▸ **YOUR INSTRUCTIONS**
Print out each entry below exactly, please.
# Start of THE RECORDS
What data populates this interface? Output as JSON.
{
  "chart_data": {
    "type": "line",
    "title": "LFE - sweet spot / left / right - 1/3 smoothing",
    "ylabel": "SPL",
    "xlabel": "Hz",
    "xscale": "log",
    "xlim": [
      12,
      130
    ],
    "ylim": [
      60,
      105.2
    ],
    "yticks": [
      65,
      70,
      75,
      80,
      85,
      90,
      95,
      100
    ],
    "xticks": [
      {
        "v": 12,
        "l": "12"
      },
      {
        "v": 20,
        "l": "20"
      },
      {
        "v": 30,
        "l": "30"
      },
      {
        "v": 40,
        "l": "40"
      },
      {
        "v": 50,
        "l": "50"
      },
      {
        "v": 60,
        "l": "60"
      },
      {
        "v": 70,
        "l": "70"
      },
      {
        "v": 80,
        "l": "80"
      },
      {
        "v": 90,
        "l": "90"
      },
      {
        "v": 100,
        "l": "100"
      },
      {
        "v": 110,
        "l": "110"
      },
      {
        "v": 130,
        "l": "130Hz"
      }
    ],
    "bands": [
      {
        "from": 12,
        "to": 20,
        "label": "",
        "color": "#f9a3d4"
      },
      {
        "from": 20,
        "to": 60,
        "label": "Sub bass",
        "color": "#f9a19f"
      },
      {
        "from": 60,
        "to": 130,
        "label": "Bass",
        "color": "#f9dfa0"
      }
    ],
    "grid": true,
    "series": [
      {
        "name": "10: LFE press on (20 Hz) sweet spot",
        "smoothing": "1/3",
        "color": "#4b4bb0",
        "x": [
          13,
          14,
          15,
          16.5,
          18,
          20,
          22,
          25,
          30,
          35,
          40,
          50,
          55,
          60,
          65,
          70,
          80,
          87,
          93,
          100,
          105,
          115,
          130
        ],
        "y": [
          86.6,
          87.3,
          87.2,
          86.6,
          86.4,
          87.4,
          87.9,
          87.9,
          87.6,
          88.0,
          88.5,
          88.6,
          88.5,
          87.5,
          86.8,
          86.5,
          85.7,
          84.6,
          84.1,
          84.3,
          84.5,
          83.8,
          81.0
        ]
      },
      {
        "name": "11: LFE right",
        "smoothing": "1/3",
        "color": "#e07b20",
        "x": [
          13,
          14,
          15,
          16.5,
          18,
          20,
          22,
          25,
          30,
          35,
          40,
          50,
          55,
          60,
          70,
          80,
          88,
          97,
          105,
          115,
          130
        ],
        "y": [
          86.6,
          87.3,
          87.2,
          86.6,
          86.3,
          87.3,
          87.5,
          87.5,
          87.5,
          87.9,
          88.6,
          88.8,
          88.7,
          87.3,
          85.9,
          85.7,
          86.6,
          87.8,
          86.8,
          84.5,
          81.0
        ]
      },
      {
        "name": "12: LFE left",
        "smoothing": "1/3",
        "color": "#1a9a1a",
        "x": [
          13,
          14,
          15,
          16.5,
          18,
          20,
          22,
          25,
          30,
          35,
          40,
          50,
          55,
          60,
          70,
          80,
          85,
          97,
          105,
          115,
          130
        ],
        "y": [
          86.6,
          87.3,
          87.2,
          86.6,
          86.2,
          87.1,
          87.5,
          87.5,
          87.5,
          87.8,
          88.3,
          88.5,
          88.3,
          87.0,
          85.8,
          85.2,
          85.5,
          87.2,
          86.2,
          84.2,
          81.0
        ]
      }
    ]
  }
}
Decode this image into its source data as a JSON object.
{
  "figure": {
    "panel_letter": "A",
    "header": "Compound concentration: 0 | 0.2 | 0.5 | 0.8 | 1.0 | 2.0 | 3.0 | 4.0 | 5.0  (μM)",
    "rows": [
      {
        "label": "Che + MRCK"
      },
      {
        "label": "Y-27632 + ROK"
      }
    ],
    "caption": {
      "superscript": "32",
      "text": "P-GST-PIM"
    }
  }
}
# End of THE RECORDS
▸ **RESULT OF THIS EXERCISE**
What data populates this interface? Output as JSON.
{
  "chart_data": {
    "type": "line",
    "title": "LFE - sweet spot / left / right - 1/3 smoothing",
    "ylabel": "SPL",
    "xlabel": "Hz",
    "xscale": "log",
    "xlim": [
      12,
      130
    ],
    "ylim": [
      60,
      105.2
    ],
    "yticks": [
      65,
      70,
      75,
      80,
      85,
      90,
      95,
      100
    ],
    "xticks": [
      {
        "v": 12,
        "l": "12"
      },
      {
        "v": 20,
        "l": "20"
      },
      {
        "v": 30,
        "l": "30"
      },
      {
        "v": 40,
        "l": "40"
      },
      {
        "v": 50,
        "l": "50"
      },
      {
        "v": 60,
        "l": "60"
      },
      {
        "v": 70,
        "l": "70"
      },
      {
        "v": 80,
        "l": "80"
      },
      {
        "v": 90,
        "l": "90"
      },
      {
        "v": 100,
        "l": "100"
      },
      {
        "v": 110,
        "l": "110"
      },
      {
        "v": 130,
        "l": "130Hz"
      }
    ],
    "bands": [
      {
        "from": 12,
        "to": 20,
        "label": "",
        "color": "#f9a3d4"
      },
      {
        "from": 20,
        "to": 60,
        "label": "Sub bass",
        "color": "#f9a19f"
      },
      {
        "from": 60,
        "to": 130,
        "label": "Bass",
        "color": "#f9dfa0"
      }
    ],
    "grid": true,
    "series": [
      {
        "name": "10: LFE press on (20 Hz) sweet spot",
        "smoothing": "1/3",
        "color": "#4b4bb0",
        "x": [
          13,
          14,
          15,
          16.5,
          18,
          20,
          22,
          25,
          30,
          35,
          40,
          50,
          55,
          60,
          65,
          70,
          80,
          87,
          93,
          100,
          105,
          115,
          130
        ],
        "y": [
          86.6,
          87.3,
          87.2,
          86.6,
          86.4,
          87.4,
          87.9,
          87.9,
          87.6,
          88.0,
          88.5,
          88.6,
          88.5,
          87.5,
          86.8,
          86.5,
          85.7,
          84.6,
          84.1,
          84.3,
          84.5,
          83.8,
          81.0
        ]
      },
      {
        "name": "11: LFE right",
        "smoothing": "1/3",
        "color": "#e07b20",
        "x": [
          13,
          14,
          15,
          16.5,
          18,
          20,
          22,
          25,
          30,
          35,
          40,
          50,
          55,
          60,
          70,
          80,
          88,
          97,
          105,
          115,
          130
        ],
        "y": [
          86.6,
          87.3,
          87.2,
          86.6,
          86.3,
          87.3,
          87.5,
          87.5,
          87.5,
          87.9,
          88.6,
          88.8,
          88.7,
          87.3,
          85.9,
          85.7,
          86.6,
          87.8,
          86.8,
          84.5,
          81.0
        ]
      },
      {
        "name": "12: LFE left",
        "smoothing": "1/3",
        "color": "#1a9a1a",
        "x": [
          13,
          14,
          15,
          16.5,
          18,
          20,
          22,
          25,
          30,
          35,
          40,
          50,
          55,
          60,
          70,
          80,
          85,
          97,
          105,
          115,
          130
        ],
        "y": [
          86.6,
          87.3,
          87.2,
          86.6,
          86.2,
          87.1,
          87.5,
          87.5,
          87.5,
          87.8,
          88.3,
          88.5,
          88.3,
          87.0,
          85.8,
          85.2,
          85.5,
          87.2,
          86.2,
          84.2,
          81.0
        ]
      }
    ]
  }
}
Decode this image into its source data as a JSON object.
{
  "figure": {
    "panel_letter": "A",
    "header": "Compound concentration: 0 | 0.2 | 0.5 | 0.8 | 1.0 | 2.0 | 3.0 | 4.0 | 5.0  (μM)",
    "rows": [
      {
        "label": "Che + MRCK"
      },
      {
        "label": "Y-27632 + ROK"
      }
    ],
    "caption": {
      "superscript": "32",
      "text": "P-GST-PIM"
    }
  }
}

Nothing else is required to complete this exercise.